Exercise |
Which lines hold the word "title"? Copy each of them from the material.

Dataset items:

* * * * * * *

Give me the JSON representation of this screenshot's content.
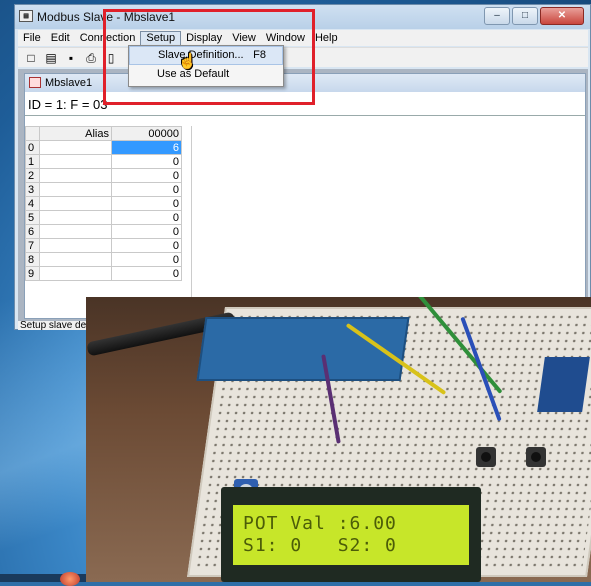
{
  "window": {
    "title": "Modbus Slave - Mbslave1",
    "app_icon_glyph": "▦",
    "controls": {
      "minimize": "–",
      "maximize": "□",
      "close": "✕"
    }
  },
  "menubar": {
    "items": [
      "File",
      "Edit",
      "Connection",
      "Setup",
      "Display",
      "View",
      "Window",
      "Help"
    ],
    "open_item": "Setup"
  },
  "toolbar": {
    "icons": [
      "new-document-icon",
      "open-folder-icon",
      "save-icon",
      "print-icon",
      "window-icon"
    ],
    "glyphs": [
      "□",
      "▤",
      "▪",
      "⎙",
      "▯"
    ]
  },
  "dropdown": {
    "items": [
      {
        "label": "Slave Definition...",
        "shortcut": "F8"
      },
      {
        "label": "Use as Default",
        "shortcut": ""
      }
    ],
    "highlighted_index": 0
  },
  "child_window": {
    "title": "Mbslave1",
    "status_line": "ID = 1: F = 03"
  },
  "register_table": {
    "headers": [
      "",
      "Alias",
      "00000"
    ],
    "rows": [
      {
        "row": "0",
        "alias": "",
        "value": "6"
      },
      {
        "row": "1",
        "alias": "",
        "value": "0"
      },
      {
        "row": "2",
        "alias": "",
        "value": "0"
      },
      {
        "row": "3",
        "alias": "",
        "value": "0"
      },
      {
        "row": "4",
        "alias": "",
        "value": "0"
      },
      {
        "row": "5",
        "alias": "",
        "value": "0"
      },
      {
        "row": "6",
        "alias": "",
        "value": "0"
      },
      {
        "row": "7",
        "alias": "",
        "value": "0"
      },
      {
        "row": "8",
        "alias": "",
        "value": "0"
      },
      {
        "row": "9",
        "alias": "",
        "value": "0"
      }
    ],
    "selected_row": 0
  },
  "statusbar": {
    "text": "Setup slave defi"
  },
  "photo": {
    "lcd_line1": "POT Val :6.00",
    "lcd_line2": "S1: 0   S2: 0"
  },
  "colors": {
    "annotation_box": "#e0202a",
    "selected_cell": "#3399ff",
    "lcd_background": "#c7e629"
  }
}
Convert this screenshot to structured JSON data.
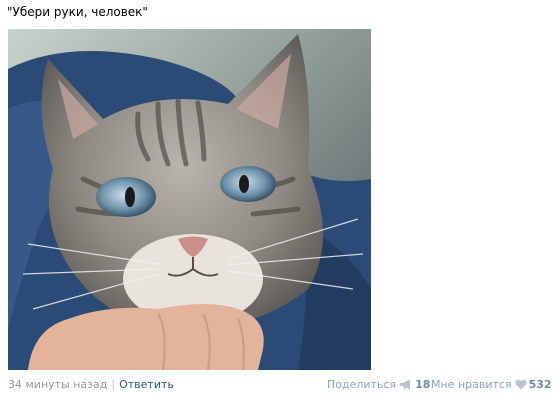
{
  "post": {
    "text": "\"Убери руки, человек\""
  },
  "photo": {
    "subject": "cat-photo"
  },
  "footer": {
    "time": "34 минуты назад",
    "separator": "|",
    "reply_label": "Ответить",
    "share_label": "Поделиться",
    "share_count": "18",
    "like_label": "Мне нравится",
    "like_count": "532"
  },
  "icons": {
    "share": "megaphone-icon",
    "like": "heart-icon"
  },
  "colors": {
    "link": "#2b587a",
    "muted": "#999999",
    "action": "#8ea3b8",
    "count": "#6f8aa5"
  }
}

* * * * * * *

Task solution |
    "title": "Modbus Slave - Mbslave1",
    "title": "Mbslave1",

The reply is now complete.